_Direction_.
Search the listing for the string "married" and copy every line that contains it.

_Given data_.

───

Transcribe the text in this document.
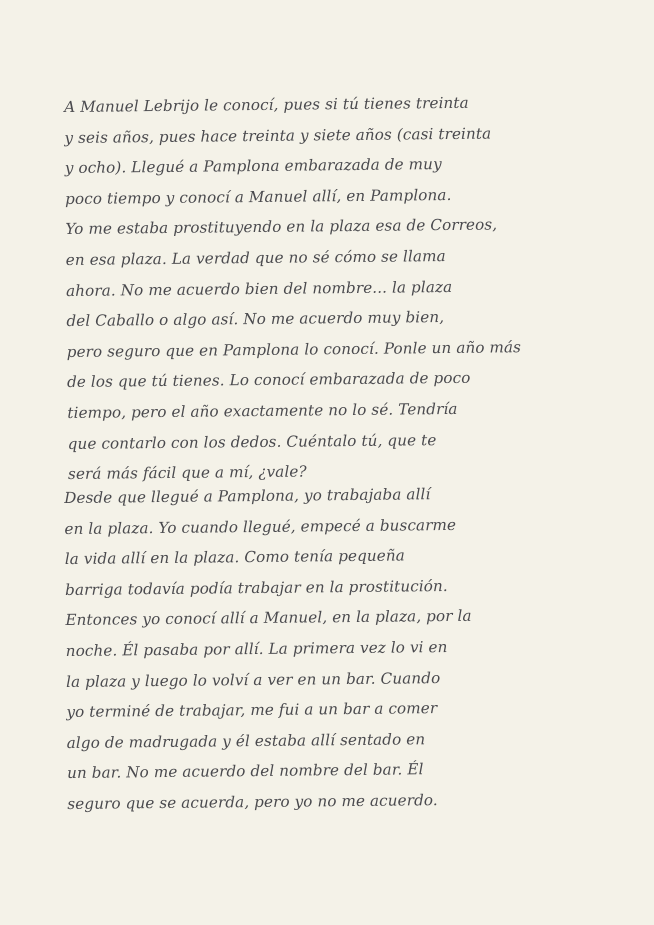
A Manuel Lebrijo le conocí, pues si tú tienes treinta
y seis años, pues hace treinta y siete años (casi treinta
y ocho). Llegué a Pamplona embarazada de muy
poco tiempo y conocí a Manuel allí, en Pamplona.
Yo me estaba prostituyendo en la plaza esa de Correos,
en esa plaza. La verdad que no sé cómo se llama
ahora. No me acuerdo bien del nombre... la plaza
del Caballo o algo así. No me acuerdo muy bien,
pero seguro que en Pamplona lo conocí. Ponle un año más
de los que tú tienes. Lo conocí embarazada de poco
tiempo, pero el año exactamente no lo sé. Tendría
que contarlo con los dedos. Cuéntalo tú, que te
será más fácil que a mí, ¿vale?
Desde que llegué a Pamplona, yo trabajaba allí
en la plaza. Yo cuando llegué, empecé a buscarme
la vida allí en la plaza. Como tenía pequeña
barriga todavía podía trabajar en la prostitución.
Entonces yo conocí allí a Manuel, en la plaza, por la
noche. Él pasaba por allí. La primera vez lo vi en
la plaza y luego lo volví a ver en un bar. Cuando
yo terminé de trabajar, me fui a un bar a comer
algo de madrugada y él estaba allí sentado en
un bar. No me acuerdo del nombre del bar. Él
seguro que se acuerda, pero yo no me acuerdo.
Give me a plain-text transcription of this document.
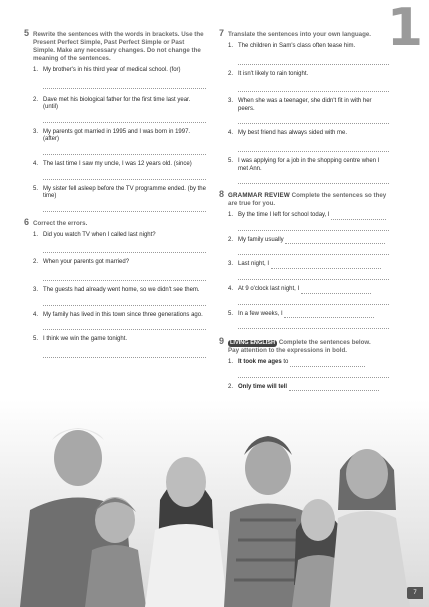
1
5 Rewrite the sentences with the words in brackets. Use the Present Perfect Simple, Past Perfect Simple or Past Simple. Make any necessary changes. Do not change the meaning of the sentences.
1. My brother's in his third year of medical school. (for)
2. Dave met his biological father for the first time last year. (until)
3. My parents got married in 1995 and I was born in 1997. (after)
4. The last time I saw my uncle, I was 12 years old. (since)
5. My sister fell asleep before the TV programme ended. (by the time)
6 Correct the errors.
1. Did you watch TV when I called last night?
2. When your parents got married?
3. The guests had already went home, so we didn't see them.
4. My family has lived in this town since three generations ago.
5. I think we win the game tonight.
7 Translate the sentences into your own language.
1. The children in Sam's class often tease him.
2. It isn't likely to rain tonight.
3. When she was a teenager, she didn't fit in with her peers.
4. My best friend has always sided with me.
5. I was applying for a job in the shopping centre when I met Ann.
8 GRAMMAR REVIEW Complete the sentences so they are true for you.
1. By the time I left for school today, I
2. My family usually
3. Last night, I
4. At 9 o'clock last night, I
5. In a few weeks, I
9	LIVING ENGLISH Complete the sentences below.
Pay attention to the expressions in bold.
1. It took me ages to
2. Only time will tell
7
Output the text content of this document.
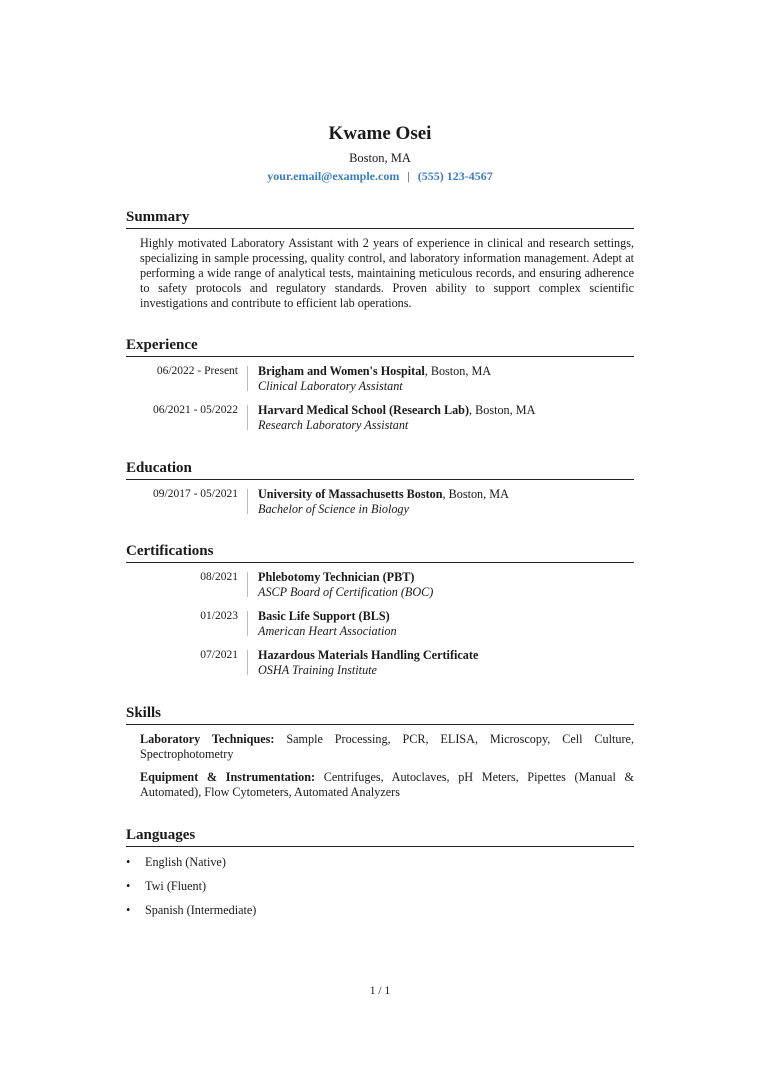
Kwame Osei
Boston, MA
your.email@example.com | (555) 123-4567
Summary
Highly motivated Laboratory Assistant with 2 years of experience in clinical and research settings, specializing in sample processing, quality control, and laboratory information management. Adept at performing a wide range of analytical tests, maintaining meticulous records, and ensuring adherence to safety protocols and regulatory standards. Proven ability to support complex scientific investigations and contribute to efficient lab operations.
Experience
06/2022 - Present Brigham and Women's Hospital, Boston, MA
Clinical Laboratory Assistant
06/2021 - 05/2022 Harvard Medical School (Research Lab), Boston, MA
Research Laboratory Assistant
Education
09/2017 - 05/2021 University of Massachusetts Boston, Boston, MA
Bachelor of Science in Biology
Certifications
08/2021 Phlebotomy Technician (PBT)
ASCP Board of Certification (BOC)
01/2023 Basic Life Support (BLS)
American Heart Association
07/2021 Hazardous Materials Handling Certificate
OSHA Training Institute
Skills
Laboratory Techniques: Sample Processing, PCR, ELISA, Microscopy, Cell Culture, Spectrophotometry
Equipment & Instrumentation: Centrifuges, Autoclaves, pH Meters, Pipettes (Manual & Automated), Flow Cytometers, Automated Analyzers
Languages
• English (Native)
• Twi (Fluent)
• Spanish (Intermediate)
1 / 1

───

_Reply to the task_.
3. My parents got married in 1995 and I was born in 1997. (after)
2. When your parents got married?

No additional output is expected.